- Challenge: In the material below, find each line holding the string "this" and copy it.

┌─ Data for processing

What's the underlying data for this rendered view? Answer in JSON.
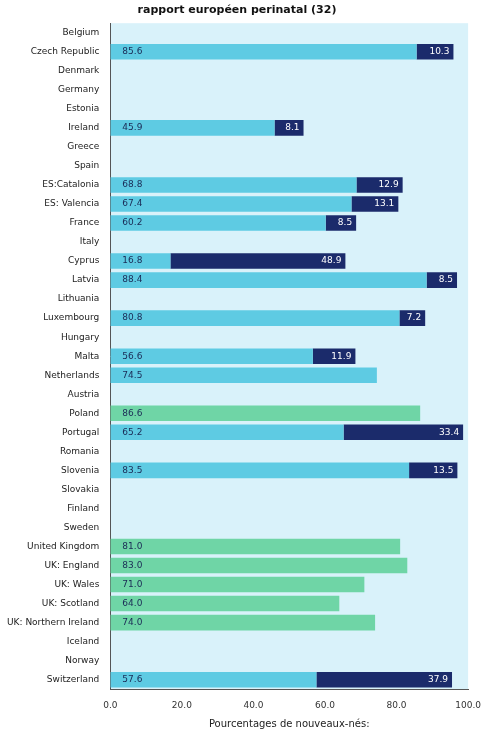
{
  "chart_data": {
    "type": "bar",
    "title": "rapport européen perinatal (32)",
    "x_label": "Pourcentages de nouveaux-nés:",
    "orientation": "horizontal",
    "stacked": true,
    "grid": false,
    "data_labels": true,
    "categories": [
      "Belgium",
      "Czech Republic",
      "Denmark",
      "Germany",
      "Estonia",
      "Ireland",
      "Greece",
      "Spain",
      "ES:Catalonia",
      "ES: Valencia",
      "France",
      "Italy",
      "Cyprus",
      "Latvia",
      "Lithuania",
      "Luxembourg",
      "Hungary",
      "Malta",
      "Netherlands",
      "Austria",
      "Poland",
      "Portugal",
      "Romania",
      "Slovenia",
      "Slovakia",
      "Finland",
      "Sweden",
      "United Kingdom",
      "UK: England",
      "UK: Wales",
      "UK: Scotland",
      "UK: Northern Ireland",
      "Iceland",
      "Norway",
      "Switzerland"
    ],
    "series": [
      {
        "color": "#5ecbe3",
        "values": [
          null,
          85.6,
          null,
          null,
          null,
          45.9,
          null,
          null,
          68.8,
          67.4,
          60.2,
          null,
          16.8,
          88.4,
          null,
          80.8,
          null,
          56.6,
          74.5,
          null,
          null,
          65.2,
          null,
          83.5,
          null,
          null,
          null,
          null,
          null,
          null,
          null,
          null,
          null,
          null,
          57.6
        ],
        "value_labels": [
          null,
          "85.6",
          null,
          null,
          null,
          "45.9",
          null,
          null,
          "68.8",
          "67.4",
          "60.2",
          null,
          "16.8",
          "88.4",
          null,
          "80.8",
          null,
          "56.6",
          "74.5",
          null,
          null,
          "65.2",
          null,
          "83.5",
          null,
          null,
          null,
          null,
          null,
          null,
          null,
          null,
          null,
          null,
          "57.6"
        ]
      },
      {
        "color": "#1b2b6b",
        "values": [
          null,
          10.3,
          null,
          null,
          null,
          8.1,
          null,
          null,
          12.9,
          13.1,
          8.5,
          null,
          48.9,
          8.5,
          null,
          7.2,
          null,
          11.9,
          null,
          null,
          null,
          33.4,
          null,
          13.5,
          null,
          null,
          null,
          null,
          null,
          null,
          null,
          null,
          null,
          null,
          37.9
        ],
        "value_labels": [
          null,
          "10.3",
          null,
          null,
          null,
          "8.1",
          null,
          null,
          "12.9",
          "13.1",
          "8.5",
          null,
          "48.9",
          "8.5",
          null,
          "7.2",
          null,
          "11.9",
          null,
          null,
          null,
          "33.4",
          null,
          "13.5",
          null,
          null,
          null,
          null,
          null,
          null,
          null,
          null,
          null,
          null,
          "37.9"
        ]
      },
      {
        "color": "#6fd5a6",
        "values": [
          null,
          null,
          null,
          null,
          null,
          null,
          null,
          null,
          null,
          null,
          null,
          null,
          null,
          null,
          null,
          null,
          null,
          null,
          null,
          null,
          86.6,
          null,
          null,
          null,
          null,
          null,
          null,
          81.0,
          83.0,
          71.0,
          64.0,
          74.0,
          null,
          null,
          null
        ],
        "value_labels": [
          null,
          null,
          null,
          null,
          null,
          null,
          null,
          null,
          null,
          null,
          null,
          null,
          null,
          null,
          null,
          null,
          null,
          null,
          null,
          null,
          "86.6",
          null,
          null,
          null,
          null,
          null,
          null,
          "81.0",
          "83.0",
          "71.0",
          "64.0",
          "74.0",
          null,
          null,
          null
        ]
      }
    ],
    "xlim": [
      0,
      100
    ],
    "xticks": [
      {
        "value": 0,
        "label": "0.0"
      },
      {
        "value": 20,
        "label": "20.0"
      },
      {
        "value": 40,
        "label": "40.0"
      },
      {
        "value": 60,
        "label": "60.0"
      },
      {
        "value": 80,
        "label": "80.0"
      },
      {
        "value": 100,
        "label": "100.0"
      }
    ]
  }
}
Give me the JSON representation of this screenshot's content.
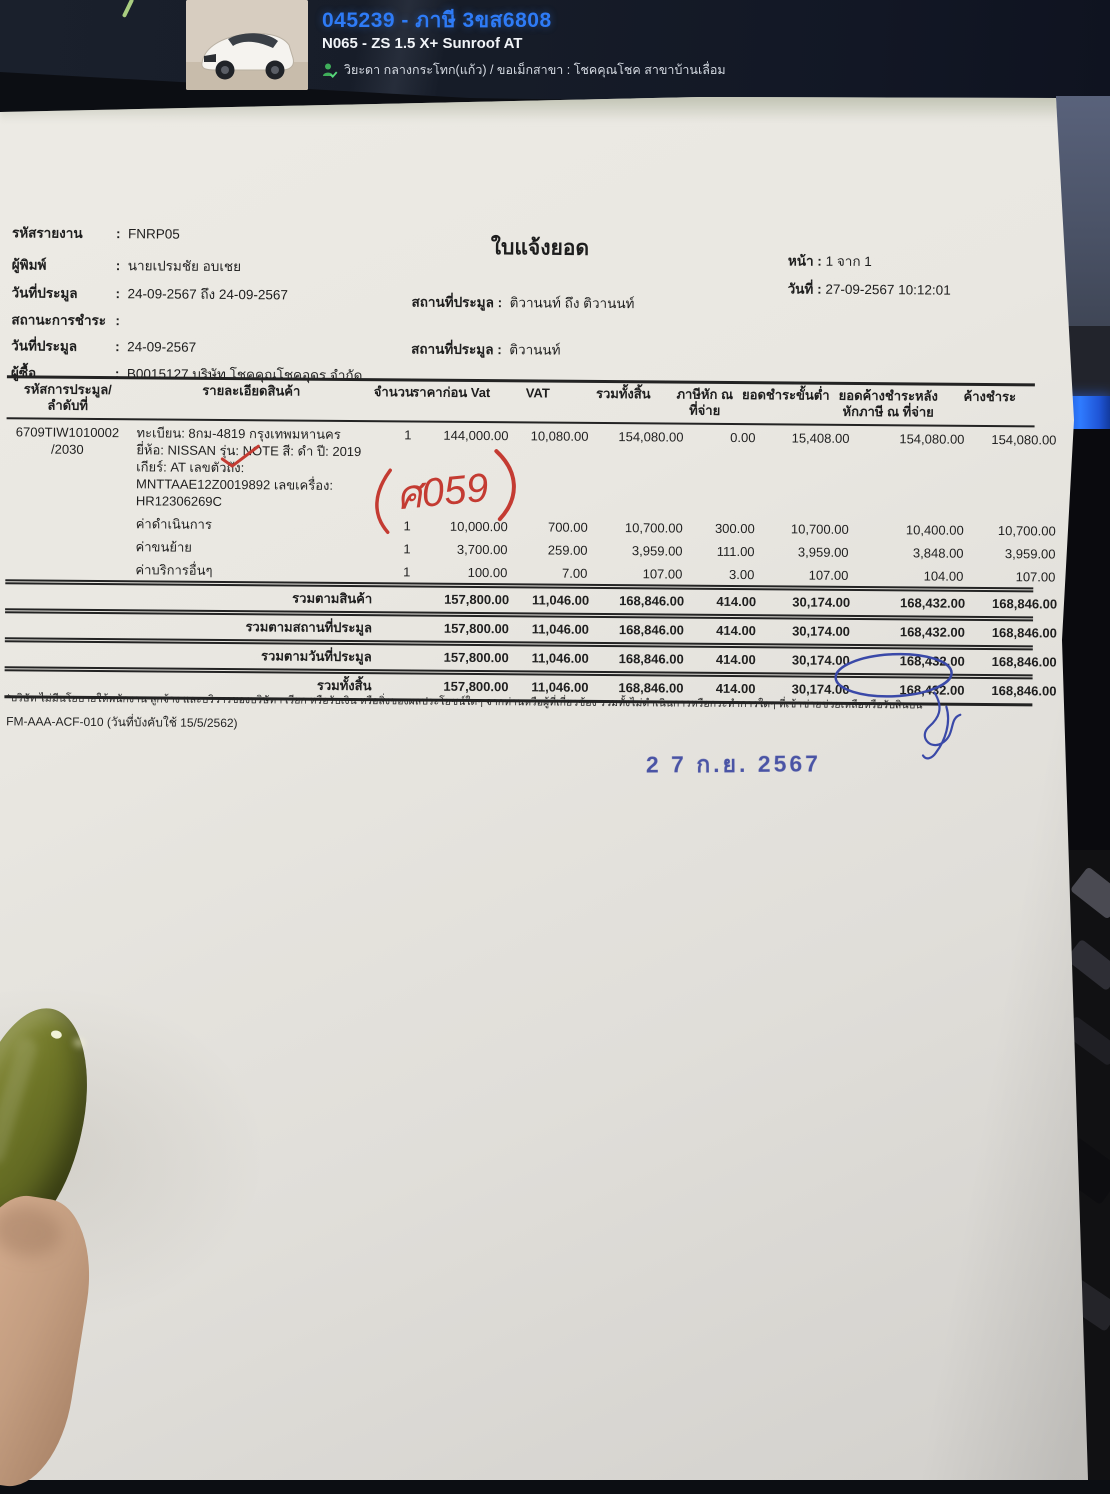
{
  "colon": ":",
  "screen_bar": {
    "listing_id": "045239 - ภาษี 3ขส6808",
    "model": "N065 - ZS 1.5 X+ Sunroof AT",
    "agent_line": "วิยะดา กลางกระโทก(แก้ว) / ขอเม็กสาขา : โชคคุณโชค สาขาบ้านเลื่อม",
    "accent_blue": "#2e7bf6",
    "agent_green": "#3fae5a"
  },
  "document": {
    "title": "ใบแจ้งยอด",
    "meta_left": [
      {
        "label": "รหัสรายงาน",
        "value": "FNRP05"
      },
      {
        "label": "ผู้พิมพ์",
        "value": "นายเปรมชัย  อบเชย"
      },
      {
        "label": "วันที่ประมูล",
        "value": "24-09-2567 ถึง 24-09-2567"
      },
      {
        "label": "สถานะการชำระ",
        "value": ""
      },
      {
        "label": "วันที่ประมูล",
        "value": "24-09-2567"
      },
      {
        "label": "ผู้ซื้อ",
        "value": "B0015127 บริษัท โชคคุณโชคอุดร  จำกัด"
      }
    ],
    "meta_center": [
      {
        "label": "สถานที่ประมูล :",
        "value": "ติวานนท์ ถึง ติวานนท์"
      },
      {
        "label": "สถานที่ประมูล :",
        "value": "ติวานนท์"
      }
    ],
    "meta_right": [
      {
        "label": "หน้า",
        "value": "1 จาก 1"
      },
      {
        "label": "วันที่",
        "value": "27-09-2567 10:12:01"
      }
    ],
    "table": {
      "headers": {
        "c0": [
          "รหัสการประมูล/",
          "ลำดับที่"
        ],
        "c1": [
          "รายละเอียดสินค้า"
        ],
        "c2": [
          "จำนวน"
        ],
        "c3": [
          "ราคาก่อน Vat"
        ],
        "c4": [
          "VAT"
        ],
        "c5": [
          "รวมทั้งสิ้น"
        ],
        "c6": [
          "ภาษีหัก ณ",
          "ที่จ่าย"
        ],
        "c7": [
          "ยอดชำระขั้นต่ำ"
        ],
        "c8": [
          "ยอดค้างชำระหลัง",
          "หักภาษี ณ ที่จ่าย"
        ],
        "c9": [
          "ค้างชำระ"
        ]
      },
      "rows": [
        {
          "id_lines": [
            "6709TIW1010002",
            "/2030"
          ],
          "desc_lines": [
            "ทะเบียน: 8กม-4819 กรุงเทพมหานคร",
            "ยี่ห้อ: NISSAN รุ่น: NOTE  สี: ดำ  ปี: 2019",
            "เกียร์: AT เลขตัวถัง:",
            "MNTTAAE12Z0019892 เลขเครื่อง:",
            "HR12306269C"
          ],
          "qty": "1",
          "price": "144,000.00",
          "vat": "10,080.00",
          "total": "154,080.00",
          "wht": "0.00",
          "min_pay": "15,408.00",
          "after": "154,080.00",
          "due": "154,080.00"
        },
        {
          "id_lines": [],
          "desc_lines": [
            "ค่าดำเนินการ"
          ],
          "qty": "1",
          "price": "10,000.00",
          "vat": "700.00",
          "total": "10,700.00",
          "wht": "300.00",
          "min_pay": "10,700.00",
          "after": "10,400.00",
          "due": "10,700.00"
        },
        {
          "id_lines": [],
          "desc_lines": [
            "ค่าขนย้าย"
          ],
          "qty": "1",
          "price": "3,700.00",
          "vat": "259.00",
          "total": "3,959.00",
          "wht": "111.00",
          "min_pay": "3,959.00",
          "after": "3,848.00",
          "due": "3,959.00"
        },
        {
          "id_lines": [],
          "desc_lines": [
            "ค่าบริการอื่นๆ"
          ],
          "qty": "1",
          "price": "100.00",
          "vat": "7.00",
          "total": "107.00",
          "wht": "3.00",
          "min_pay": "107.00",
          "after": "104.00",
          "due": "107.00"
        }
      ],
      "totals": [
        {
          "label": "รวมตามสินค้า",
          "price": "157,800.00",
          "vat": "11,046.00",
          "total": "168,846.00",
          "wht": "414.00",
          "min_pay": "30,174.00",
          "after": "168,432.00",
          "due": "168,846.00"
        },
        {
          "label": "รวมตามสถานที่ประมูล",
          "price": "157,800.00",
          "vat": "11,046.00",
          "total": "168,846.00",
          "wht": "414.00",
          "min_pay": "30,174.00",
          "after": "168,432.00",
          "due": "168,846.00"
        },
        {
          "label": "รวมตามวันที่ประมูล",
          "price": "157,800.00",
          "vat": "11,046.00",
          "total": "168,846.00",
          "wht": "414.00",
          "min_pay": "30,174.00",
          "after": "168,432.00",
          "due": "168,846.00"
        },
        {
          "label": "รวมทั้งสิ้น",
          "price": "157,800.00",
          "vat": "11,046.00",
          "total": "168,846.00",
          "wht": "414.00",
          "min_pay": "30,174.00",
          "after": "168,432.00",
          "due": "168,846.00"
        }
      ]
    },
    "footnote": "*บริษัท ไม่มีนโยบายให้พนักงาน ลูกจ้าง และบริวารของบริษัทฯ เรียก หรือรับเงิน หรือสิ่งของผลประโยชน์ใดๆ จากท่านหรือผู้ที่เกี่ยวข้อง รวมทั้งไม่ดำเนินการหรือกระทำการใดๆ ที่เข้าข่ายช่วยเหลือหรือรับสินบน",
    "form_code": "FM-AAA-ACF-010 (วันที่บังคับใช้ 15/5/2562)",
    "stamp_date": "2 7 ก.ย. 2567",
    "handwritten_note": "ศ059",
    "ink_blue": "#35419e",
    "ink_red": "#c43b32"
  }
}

└─

- The answer:
What's the underlying data for this rendered view? Answer in JSON.
Give me the JSON representation of this screenshot's content.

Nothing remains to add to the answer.